(Dataset records)
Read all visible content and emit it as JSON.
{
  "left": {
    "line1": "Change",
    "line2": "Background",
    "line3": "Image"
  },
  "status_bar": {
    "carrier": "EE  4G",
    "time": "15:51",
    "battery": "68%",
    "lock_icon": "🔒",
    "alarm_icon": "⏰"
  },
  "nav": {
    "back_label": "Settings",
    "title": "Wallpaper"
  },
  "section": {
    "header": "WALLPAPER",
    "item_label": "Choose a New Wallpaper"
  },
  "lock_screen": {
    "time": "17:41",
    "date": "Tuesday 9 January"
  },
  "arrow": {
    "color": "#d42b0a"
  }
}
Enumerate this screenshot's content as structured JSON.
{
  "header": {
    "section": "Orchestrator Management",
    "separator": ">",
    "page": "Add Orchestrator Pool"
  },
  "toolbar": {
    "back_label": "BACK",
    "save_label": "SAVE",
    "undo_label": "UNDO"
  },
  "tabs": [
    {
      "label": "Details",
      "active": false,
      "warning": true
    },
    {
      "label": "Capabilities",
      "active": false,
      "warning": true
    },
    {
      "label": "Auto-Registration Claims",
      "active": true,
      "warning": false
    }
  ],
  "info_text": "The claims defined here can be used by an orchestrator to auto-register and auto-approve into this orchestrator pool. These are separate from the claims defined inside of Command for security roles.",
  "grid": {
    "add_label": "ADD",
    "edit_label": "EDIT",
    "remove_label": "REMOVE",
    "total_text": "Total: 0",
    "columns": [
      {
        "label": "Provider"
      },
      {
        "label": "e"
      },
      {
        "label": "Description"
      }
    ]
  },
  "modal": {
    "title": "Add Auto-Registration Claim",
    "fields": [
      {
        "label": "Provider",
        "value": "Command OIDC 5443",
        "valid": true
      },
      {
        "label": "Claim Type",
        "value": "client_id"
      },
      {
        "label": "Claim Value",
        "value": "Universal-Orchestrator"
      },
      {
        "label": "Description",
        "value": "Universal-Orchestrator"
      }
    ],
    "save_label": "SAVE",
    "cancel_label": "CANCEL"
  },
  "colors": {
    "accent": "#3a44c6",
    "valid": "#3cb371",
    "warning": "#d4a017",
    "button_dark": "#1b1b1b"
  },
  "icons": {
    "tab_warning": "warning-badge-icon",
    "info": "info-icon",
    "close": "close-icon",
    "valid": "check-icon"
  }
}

## TO BE DONE
Look through the entries above; copy every line holding the string "true".

## PROBLEM SOLUTION
      "warning": true
      "warning": true
      "active": true,
        "valid": true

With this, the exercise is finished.